Copy out each line of the material below with no changes.

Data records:

========================================================================

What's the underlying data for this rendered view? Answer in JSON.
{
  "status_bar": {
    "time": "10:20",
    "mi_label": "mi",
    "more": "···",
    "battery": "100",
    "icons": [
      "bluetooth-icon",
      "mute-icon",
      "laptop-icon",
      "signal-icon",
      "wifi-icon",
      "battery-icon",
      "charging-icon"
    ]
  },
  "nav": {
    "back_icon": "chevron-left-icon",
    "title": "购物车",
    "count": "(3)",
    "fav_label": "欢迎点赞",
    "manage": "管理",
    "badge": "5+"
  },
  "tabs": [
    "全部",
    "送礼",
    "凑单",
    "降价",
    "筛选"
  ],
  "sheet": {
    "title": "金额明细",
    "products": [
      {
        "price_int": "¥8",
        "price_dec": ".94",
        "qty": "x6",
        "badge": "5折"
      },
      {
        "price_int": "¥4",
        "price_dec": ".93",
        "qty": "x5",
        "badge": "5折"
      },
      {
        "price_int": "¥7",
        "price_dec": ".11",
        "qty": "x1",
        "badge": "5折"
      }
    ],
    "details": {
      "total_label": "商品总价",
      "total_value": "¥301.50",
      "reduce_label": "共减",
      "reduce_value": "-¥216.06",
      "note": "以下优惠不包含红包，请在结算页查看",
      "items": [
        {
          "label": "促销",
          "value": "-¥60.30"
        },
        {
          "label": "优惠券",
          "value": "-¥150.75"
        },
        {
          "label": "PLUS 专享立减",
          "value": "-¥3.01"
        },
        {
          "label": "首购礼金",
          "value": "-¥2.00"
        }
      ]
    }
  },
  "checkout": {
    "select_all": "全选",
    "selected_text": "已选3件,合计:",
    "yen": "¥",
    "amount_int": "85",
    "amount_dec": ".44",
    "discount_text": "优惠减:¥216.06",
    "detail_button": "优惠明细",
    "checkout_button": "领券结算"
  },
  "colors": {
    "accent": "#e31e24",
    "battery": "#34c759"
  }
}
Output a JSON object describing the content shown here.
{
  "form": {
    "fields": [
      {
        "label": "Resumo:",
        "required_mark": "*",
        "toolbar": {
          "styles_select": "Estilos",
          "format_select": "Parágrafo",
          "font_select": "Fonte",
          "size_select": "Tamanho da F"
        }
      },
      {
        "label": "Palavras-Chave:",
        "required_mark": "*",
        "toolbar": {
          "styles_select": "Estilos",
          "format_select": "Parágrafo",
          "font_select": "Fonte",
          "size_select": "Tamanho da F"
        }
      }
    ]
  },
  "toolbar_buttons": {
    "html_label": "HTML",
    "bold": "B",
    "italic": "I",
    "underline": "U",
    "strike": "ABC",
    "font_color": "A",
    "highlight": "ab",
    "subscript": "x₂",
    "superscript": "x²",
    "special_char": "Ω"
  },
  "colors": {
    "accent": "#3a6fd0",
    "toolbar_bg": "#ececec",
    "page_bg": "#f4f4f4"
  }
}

========================================================================

Solution.
What's the underlying data for this rendered view? Answer in JSON.
{
  "status_bar": {
    "time": "10:20",
    "mi_label": "mi",
    "more": "···",
    "battery": "100",
    "icons": [
      "bluetooth-icon",
      "mute-icon",
      "laptop-icon",
      "signal-icon",
      "wifi-icon",
      "battery-icon",
      "charging-icon"
    ]
  },
  "nav": {
    "back_icon": "chevron-left-icon",
    "title": "购物车",
    "count": "(3)",
    "fav_label": "欢迎点赞",
    "manage": "管理",
    "badge": "5+"
  },
  "tabs": [
    "全部",
    "送礼",
    "凑单",
    "降价",
    "筛选"
  ],
  "sheet": {
    "title": "金额明细",
    "products": [
      {
        "price_int": "¥8",
        "price_dec": ".94",
        "qty": "x6",
        "badge": "5折"
      },
      {
        "price_int": "¥4",
        "price_dec": ".93",
        "qty": "x5",
        "badge": "5折"
      },
      {
        "price_int": "¥7",
        "price_dec": ".11",
        "qty": "x1",
        "badge": "5折"
      }
    ],
    "details": {
      "total_label": "商品总价",
      "total_value": "¥301.50",
      "reduce_label": "共减",
      "reduce_value": "-¥216.06",
      "note": "以下优惠不包含红包，请在结算页查看",
      "items": [
        {
          "label": "促销",
          "value": "-¥60.30"
        },
        {
          "label": "优惠券",
          "value": "-¥150.75"
        },
        {
          "label": "PLUS 专享立减",
          "value": "-¥3.01"
        },
        {
          "label": "首购礼金",
          "value": "-¥2.00"
        }
      ]
    }
  },
  "checkout": {
    "select_all": "全选",
    "selected_text": "已选3件,合计:",
    "yen": "¥",
    "amount_int": "85",
    "amount_dec": ".44",
    "discount_text": "优惠减:¥216.06",
    "detail_button": "优惠明细",
    "checkout_button": "领券结算"
  },
  "colors": {
    "accent": "#e31e24",
    "battery": "#34c759"
  }
}
Output a JSON object describing the content shown here.
{
  "form": {
    "fields": [
      {
        "label": "Resumo:",
        "required_mark": "*",
        "toolbar": {
          "styles_select": "Estilos",
          "format_select": "Parágrafo",
          "font_select": "Fonte",
          "size_select": "Tamanho da F"
        }
      },
      {
        "label": "Palavras-Chave:",
        "required_mark": "*",
        "toolbar": {
          "styles_select": "Estilos",
          "format_select": "Parágrafo",
          "font_select": "Fonte",
          "size_select": "Tamanho da F"
        }
      }
    ]
  },
  "toolbar_buttons": {
    "html_label": "HTML",
    "bold": "B",
    "italic": "I",
    "underline": "U",
    "strike": "ABC",
    "font_color": "A",
    "highlight": "ab",
    "subscript": "x₂",
    "superscript": "x²",
    "special_char": "Ω"
  },
  "colors": {
    "accent": "#3a6fd0",
    "toolbar_bg": "#ececec",
    "page_bg": "#f4f4f4"
  }
}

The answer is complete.